┏━━

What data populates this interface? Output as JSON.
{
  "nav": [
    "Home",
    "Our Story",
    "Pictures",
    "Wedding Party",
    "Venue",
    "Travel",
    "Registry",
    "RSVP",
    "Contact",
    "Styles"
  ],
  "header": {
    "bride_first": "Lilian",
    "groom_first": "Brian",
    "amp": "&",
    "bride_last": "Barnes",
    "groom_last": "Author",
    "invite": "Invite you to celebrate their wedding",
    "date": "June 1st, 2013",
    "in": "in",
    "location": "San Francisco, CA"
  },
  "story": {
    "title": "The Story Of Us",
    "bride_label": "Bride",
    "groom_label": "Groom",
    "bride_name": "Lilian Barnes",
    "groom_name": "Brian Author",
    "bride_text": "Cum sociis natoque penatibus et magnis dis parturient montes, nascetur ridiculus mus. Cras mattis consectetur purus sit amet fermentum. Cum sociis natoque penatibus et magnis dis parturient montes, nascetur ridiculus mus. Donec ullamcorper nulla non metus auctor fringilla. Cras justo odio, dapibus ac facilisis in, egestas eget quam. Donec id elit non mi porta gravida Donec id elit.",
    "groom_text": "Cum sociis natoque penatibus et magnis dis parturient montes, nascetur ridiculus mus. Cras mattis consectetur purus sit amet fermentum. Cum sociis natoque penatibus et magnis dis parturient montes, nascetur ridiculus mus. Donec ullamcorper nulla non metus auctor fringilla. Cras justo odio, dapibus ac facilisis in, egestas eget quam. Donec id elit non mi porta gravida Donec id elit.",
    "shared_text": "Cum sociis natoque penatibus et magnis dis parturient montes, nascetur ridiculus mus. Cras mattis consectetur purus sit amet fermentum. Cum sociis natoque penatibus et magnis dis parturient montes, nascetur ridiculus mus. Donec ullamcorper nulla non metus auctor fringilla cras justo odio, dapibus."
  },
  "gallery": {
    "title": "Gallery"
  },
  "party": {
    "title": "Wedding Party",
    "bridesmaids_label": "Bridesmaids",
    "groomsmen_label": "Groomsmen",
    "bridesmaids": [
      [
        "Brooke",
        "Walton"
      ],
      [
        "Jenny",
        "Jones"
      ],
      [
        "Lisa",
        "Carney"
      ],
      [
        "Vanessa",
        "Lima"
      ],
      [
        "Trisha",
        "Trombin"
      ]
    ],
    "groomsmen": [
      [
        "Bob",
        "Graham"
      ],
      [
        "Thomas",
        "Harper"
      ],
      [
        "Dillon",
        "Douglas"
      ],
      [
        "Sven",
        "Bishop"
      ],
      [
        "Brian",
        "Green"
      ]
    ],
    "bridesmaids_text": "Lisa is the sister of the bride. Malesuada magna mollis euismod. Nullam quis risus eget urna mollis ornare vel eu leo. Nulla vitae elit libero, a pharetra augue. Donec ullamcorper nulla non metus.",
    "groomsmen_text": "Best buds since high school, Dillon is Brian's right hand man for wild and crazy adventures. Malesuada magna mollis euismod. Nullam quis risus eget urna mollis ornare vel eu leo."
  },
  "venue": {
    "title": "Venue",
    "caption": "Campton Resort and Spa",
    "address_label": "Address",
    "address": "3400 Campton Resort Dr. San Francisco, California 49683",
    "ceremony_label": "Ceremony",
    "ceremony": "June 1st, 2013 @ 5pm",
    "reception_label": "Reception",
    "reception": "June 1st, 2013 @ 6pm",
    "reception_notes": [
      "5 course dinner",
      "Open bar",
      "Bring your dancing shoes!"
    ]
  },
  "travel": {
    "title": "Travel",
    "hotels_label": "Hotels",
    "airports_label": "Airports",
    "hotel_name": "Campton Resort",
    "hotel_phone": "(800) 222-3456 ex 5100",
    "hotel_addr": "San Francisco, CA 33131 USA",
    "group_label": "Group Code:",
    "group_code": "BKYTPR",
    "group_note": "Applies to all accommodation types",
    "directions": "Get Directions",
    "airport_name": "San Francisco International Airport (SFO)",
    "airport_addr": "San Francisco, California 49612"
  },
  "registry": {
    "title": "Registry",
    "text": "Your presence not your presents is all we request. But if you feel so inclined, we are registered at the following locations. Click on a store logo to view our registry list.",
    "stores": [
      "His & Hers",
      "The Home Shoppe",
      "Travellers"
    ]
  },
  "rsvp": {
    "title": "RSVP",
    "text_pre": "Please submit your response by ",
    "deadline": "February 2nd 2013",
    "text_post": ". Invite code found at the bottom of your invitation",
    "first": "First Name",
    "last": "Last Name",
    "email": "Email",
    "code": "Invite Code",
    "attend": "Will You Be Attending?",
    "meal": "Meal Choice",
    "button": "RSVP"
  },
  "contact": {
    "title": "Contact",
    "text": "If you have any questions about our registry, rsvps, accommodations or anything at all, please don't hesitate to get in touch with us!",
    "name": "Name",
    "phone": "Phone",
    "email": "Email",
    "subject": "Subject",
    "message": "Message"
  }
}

┗━━

Type out the entries again, word for word.

Solution:
What data populates this interface? Output as JSON.
{
  "nav": [
    "Home",
    "Our Story",
    "Pictures",
    "Wedding Party",
    "Venue",
    "Travel",
    "Registry",
    "RSVP",
    "Contact",
    "Styles"
  ],
  "header": {
    "bride_first": "Lilian",
    "groom_first": "Brian",
    "amp": "&",
    "bride_last": "Barnes",
    "groom_last": "Author",
    "invite": "Invite you to celebrate their wedding",
    "date": "June 1st, 2013",
    "in": "in",
    "location": "San Francisco, CA"
  },
  "story": {
    "title": "The Story Of Us",
    "bride_label": "Bride",
    "groom_label": "Groom",
    "bride_name": "Lilian Barnes",
    "groom_name": "Brian Author",
    "bride_text": "Cum sociis natoque penatibus et magnis dis parturient montes, nascetur ridiculus mus. Cras mattis consectetur purus sit amet fermentum. Cum sociis natoque penatibus et magnis dis parturient montes, nascetur ridiculus mus. Donec ullamcorper nulla non metus auctor fringilla. Cras justo odio, dapibus ac facilisis in, egestas eget quam. Donec id elit non mi porta gravida Donec id elit.",
    "groom_text": "Cum sociis natoque penatibus et magnis dis parturient montes, nascetur ridiculus mus. Cras mattis consectetur purus sit amet fermentum. Cum sociis natoque penatibus et magnis dis parturient montes, nascetur ridiculus mus. Donec ullamcorper nulla non metus auctor fringilla. Cras justo odio, dapibus ac facilisis in, egestas eget quam. Donec id elit non mi porta gravida Donec id elit.",
    "shared_text": "Cum sociis natoque penatibus et magnis dis parturient montes, nascetur ridiculus mus. Cras mattis consectetur purus sit amet fermentum. Cum sociis natoque penatibus et magnis dis parturient montes, nascetur ridiculus mus. Donec ullamcorper nulla non metus auctor fringilla cras justo odio, dapibus."
  },
  "gallery": {
    "title": "Gallery"
  },
  "party": {
    "title": "Wedding Party",
    "bridesmaids_label": "Bridesmaids",
    "groomsmen_label": "Groomsmen",
    "bridesmaids": [
      [
        "Brooke",
        "Walton"
      ],
      [
        "Jenny",
        "Jones"
      ],
      [
        "Lisa",
        "Carney"
      ],
      [
        "Vanessa",
        "Lima"
      ],
      [
        "Trisha",
        "Trombin"
      ]
    ],
    "groomsmen": [
      [
        "Bob",
        "Graham"
      ],
      [
        "Thomas",
        "Harper"
      ],
      [
        "Dillon",
        "Douglas"
      ],
      [
        "Sven",
        "Bishop"
      ],
      [
        "Brian",
        "Green"
      ]
    ],
    "bridesmaids_text": "Lisa is the sister of the bride. Malesuada magna mollis euismod. Nullam quis risus eget urna mollis ornare vel eu leo. Nulla vitae elit libero, a pharetra augue. Donec ullamcorper nulla non metus.",
    "groomsmen_text": "Best buds since high school, Dillon is Brian's right hand man for wild and crazy adventures. Malesuada magna mollis euismod. Nullam quis risus eget urna mollis ornare vel eu leo."
  },
  "venue": {
    "title": "Venue",
    "caption": "Campton Resort and Spa",
    "address_label": "Address",
    "address": "3400 Campton Resort Dr. San Francisco, California 49683",
    "ceremony_label": "Ceremony",
    "ceremony": "June 1st, 2013 @ 5pm",
    "reception_label": "Reception",
    "reception": "June 1st, 2013 @ 6pm",
    "reception_notes": [
      "5 course dinner",
      "Open bar",
      "Bring your dancing shoes!"
    ]
  },
  "travel": {
    "title": "Travel",
    "hotels_label": "Hotels",
    "airports_label": "Airports",
    "hotel_name": "Campton Resort",
    "hotel_phone": "(800) 222-3456 ex 5100",
    "hotel_addr": "San Francisco, CA 33131 USA",
    "group_label": "Group Code:",
    "group_code": "BKYTPR",
    "group_note": "Applies to all accommodation types",
    "directions": "Get Directions",
    "airport_name": "San Francisco International Airport (SFO)",
    "airport_addr": "San Francisco, California 49612"
  },
  "registry": {
    "title": "Registry",
    "text": "Your presence not your presents is all we request. But if you feel so inclined, we are registered at the following locations. Click on a store logo to view our registry list.",
    "stores": [
      "His & Hers",
      "The Home Shoppe",
      "Travellers"
    ]
  },
  "rsvp": {
    "title": "RSVP",
    "text_pre": "Please submit your response by ",
    "deadline": "February 2nd 2013",
    "text_post": ". Invite code found at the bottom of your invitation",
    "first": "First Name",
    "last": "Last Name",
    "email": "Email",
    "code": "Invite Code",
    "attend": "Will You Be Attending?",
    "meal": "Meal Choice",
    "button": "RSVP"
  },
  "contact": {
    "title": "Contact",
    "text": "If you have any questions about our registry, rsvps, accommodations or anything at all, please don't hesitate to get in touch with us!",
    "name": "Name",
    "phone": "Phone",
    "email": "Email",
    "subject": "Subject",
    "message": "Message"
  }
}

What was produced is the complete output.